++++ Entries supplied

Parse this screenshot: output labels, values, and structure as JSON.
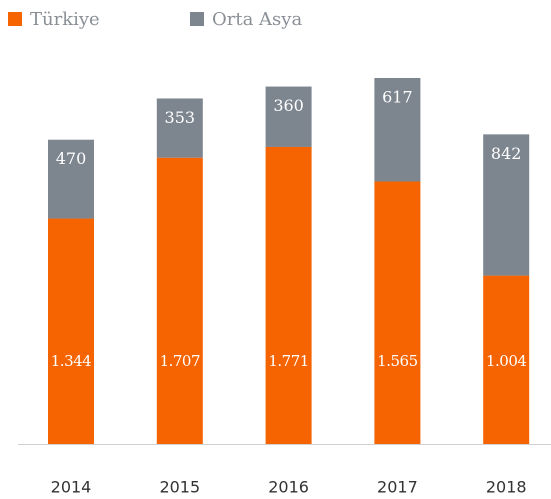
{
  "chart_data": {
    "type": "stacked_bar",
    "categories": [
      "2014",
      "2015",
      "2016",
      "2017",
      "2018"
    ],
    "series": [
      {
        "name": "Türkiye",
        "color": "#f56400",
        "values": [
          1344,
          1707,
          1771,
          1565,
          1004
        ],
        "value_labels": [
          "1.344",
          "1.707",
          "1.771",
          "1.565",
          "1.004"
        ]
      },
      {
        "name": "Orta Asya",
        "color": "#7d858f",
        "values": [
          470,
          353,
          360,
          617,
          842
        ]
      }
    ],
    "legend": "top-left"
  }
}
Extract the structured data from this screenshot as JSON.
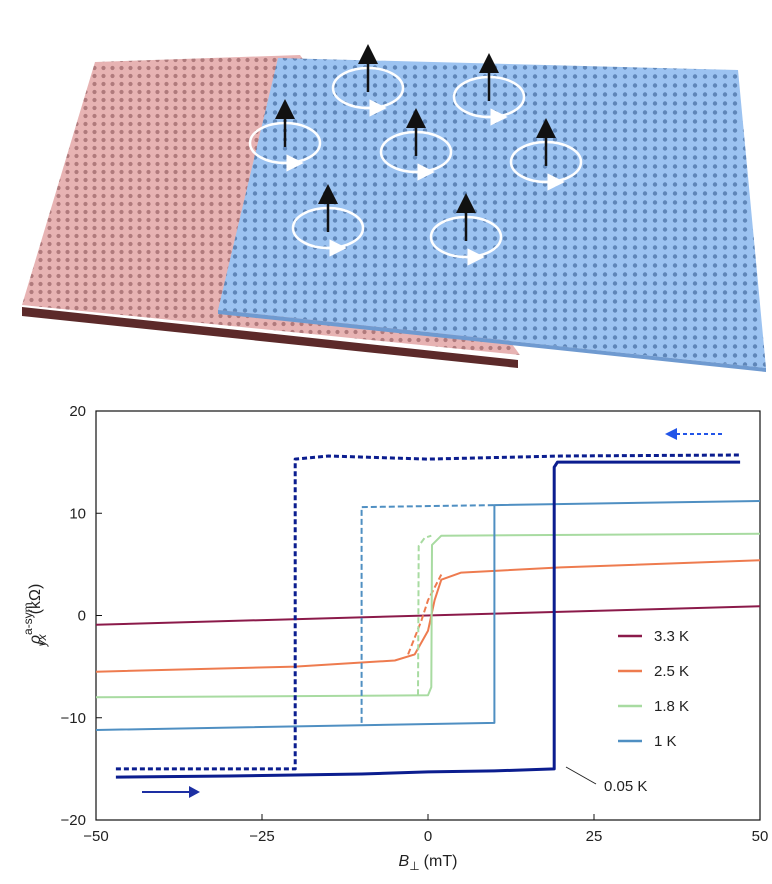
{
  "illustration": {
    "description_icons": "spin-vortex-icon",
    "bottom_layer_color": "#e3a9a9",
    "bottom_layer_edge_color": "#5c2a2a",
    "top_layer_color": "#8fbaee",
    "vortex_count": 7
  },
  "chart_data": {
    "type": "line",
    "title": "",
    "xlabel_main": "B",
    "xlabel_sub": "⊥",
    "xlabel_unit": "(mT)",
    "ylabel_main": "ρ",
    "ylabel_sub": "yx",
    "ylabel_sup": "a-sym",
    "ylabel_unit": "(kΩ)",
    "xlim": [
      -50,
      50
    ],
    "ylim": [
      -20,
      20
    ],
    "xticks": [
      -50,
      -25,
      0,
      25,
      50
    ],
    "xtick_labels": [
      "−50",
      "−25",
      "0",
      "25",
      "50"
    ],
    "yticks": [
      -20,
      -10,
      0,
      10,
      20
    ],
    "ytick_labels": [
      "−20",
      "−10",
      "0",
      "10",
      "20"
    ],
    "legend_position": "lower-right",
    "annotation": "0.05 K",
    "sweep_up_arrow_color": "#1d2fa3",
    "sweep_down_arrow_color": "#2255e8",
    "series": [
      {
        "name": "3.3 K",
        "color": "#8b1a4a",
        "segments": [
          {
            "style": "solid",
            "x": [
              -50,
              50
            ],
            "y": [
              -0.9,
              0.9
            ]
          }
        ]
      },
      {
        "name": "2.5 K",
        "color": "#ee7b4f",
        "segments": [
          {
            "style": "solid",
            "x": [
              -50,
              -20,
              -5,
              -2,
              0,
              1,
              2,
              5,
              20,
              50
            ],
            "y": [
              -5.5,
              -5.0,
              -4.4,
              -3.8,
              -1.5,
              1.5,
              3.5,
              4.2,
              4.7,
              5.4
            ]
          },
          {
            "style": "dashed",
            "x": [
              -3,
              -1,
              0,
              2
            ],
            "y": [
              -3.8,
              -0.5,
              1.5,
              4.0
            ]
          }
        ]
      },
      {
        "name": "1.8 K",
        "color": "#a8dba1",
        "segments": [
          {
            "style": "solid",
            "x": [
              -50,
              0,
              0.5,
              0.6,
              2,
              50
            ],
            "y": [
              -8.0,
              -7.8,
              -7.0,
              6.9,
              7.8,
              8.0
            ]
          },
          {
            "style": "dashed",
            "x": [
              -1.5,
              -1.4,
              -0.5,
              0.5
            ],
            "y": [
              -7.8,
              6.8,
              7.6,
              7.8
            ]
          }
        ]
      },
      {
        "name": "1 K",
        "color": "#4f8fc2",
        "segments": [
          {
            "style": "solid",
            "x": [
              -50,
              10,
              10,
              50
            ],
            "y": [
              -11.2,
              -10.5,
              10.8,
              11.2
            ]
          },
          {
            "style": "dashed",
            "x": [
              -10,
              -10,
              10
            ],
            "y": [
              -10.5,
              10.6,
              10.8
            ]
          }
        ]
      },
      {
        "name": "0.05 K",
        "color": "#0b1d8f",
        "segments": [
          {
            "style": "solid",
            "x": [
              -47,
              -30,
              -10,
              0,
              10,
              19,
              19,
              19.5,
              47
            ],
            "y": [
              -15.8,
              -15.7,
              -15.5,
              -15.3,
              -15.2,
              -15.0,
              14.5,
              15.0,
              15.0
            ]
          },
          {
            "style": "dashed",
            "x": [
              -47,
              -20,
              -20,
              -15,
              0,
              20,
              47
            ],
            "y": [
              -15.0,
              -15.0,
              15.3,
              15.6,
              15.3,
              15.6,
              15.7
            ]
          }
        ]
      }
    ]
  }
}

++++++++

Copy each line in the data that holds the word "name".

        "name": "Türkiye",
        "name": "Orta Asya",
        "name": "3.3 K",
        "name": "2.5 K",
        "name": "1.8 K",
        "name": "1 K",
        "name": "0.05 K",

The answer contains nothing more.